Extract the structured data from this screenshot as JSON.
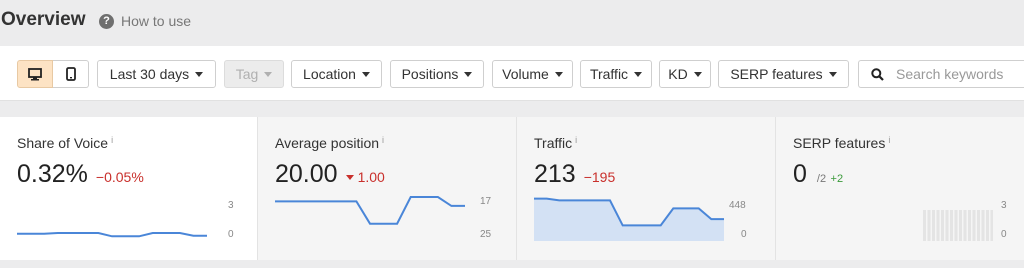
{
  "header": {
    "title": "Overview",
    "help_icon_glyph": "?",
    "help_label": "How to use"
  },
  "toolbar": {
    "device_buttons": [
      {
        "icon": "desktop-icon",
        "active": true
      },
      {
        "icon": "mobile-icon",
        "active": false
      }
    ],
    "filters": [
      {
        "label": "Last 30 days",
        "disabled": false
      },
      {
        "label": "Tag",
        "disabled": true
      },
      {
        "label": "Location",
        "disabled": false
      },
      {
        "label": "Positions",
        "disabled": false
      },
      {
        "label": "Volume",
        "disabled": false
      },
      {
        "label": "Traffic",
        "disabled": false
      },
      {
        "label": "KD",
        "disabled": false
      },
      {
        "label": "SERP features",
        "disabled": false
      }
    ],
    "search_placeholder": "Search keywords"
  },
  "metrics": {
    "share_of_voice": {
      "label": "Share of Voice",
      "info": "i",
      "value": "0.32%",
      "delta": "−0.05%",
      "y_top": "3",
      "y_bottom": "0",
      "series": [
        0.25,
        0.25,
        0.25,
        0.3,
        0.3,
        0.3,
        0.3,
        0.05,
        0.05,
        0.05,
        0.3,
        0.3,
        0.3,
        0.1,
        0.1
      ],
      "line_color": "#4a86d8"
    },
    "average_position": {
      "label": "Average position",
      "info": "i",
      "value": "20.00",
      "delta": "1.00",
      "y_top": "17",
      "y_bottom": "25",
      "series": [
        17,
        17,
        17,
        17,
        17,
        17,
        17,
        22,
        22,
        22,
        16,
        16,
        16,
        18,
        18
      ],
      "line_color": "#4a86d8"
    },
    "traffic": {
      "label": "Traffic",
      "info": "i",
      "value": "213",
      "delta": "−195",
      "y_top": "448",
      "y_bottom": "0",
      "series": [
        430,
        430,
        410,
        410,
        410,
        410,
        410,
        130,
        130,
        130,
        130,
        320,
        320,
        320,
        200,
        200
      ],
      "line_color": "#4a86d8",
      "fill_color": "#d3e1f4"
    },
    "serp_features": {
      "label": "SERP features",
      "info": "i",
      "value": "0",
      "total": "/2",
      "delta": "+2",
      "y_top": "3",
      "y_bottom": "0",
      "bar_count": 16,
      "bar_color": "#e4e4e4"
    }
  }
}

■ **What this task involves**
Pictures in the data above should not be copied; transcribe everything else exactly.

■ **In response**
Extract the structured data from this screenshot as JSON.
{
  "header": {
    "title": "Overview",
    "help_icon_glyph": "?",
    "help_label": "How to use"
  },
  "toolbar": {
    "device_buttons": [
      {
        "icon": "desktop-icon",
        "active": true
      },
      {
        "icon": "mobile-icon",
        "active": false
      }
    ],
    "filters": [
      {
        "label": "Last 30 days",
        "disabled": false
      },
      {
        "label": "Tag",
        "disabled": true
      },
      {
        "label": "Location",
        "disabled": false
      },
      {
        "label": "Positions",
        "disabled": false
      },
      {
        "label": "Volume",
        "disabled": false
      },
      {
        "label": "Traffic",
        "disabled": false
      },
      {
        "label": "KD",
        "disabled": false
      },
      {
        "label": "SERP features",
        "disabled": false
      }
    ],
    "search_placeholder": "Search keywords"
  },
  "metrics": {
    "share_of_voice": {
      "label": "Share of Voice",
      "info": "i",
      "value": "0.32%",
      "delta": "−0.05%",
      "y_top": "3",
      "y_bottom": "0",
      "series": [
        0.25,
        0.25,
        0.25,
        0.3,
        0.3,
        0.3,
        0.3,
        0.05,
        0.05,
        0.05,
        0.3,
        0.3,
        0.3,
        0.1,
        0.1
      ],
      "line_color": "#4a86d8"
    },
    "average_position": {
      "label": "Average position",
      "info": "i",
      "value": "20.00",
      "delta": "1.00",
      "y_top": "17",
      "y_bottom": "25",
      "series": [
        17,
        17,
        17,
        17,
        17,
        17,
        17,
        22,
        22,
        22,
        16,
        16,
        16,
        18,
        18
      ],
      "line_color": "#4a86d8"
    },
    "traffic": {
      "label": "Traffic",
      "info": "i",
      "value": "213",
      "delta": "−195",
      "y_top": "448",
      "y_bottom": "0",
      "series": [
        430,
        430,
        410,
        410,
        410,
        410,
        410,
        130,
        130,
        130,
        130,
        320,
        320,
        320,
        200,
        200
      ],
      "line_color": "#4a86d8",
      "fill_color": "#d3e1f4"
    },
    "serp_features": {
      "label": "SERP features",
      "info": "i",
      "value": "0",
      "total": "/2",
      "delta": "+2",
      "y_top": "3",
      "y_bottom": "0",
      "bar_count": 16,
      "bar_color": "#e4e4e4"
    }
  }
}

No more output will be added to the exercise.